Selected passage>
begin
Leaving The Familiar

By Kathi Pelton

Hearing God has been easy for me. I love his voice and always enjoy what he has to say, but I wonder if in the familiarity if at times I’d begun to finish his sentences, assume a conclusion due to familiar filters, or even listen without fully gazing into his face to wait for him to finish. We can become so familiar with hearing someone that we are not actually listening. Hearing and listening are two different things.

We see this in marriages often. We can easily become so familiar with our spouse that we begin to half-hear what is being said with our backs turned in busy activities and assume the full meaning. Familiarity is easy and comfortable but it also robs us of depth and intimacy. There can be assumptions and carelessness that comes with familiarity.
end
Material>
begin
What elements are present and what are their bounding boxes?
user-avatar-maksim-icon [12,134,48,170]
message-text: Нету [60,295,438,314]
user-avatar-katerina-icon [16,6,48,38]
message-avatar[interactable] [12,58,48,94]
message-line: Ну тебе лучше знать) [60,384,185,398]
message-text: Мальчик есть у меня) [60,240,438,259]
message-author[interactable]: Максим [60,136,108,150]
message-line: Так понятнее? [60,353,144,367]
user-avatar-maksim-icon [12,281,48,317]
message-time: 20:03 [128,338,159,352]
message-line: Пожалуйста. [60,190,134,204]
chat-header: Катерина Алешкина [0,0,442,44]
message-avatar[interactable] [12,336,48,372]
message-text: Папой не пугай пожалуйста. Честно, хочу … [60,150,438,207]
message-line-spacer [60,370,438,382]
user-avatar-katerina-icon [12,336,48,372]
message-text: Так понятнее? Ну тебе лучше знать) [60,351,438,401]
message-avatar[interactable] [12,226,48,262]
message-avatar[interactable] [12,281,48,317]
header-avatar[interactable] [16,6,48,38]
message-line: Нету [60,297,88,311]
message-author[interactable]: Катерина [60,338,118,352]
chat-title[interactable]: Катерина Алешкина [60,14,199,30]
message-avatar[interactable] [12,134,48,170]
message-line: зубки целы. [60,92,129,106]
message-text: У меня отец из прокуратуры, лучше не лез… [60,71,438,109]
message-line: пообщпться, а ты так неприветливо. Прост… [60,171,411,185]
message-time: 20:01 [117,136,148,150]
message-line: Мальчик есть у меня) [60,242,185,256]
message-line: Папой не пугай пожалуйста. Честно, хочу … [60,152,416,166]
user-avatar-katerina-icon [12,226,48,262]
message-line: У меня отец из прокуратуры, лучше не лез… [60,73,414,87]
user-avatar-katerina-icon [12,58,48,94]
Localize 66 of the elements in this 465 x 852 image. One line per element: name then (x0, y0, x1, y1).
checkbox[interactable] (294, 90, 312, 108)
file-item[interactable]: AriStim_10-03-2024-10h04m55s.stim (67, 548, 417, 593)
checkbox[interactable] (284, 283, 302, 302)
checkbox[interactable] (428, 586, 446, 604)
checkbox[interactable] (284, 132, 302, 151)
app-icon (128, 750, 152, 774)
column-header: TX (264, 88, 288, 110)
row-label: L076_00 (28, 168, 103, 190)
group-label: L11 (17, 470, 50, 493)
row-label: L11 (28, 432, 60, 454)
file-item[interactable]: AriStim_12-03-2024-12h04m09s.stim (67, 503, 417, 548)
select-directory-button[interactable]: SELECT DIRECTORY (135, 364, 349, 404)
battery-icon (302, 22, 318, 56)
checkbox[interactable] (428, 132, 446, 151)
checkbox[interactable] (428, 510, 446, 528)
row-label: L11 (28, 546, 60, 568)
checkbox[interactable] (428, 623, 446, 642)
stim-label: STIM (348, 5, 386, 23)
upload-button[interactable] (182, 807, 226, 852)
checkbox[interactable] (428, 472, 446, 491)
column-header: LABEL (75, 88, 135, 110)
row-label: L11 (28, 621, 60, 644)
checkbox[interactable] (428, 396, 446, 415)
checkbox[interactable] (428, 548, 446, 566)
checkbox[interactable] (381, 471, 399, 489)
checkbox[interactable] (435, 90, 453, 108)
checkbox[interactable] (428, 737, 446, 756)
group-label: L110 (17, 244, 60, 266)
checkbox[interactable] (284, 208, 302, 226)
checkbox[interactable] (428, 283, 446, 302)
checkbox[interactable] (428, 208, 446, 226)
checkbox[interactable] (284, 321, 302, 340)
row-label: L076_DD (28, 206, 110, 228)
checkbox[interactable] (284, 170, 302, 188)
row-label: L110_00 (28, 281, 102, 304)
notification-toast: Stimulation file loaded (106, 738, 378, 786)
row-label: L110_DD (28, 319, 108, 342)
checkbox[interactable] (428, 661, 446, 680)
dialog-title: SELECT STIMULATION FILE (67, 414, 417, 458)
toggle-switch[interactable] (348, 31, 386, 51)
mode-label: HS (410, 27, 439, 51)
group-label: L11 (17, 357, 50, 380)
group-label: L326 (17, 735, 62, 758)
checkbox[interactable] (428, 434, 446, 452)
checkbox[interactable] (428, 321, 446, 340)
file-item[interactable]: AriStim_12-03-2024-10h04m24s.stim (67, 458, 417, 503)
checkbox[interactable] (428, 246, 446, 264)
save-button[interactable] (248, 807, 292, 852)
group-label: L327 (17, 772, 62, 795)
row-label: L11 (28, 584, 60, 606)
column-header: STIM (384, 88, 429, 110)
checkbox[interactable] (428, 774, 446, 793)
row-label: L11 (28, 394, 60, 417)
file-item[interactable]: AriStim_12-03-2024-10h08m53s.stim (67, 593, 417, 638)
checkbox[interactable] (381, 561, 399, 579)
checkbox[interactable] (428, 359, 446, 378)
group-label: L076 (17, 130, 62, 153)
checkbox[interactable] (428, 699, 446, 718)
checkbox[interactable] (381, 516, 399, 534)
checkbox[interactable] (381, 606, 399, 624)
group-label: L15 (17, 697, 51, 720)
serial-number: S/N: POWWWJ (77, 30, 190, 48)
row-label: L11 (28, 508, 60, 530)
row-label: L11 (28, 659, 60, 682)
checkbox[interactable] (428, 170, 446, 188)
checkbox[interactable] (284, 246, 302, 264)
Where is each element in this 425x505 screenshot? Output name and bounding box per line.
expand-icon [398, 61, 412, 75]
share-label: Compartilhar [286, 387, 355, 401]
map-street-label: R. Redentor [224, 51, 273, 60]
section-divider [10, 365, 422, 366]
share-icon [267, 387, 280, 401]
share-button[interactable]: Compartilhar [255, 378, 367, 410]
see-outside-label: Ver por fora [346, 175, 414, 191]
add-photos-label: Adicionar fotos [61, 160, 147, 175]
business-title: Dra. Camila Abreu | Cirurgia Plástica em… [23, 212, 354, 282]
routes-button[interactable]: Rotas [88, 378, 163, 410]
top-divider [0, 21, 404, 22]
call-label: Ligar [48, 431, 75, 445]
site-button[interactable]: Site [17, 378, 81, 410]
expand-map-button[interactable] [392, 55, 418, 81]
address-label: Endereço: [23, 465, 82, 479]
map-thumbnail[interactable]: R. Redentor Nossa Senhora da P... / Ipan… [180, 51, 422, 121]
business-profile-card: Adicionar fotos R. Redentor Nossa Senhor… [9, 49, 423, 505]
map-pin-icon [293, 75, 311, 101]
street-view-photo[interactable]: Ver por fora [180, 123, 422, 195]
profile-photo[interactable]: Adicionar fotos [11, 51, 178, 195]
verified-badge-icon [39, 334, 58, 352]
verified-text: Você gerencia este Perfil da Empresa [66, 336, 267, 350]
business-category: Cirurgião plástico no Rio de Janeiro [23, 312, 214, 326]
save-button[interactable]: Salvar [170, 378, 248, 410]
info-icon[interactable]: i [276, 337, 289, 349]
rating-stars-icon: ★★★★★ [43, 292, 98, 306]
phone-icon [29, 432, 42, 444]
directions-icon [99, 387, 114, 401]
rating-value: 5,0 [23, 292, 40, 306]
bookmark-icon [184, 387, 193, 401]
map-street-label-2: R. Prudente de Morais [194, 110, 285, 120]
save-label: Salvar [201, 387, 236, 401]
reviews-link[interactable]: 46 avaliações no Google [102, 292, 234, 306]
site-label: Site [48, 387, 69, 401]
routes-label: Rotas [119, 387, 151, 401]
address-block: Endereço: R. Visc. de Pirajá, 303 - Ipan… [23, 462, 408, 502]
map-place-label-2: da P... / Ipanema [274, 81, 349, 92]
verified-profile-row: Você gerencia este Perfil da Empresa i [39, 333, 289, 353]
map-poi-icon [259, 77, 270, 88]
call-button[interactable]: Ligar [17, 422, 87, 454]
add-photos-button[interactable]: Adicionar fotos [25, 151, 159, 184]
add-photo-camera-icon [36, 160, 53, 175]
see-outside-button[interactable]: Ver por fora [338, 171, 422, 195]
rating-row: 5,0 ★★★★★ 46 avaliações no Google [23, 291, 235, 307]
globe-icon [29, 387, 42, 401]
end
Short task 1>
Answer these questions about the text "Leaving The Familiar," one answer per line:
(a) Who wrote it?
(b) Which two things does it call different from each other?
(c) What does it say familiarity robs us of?
Short task 2> Which lines of the records contain the string "routes"? Pull out every one of them, matching case exactly.
The records have no connection to the text; treat them as separate material.

Problem solution 1>
(a) Kathi Pelton
(b) Hearing and listening
(c) Depth and intimacy

Problem solution 2>
routes-button[interactable]: Rotas [88, 378, 163, 410]
routes-label: Rotas [119, 387, 151, 401]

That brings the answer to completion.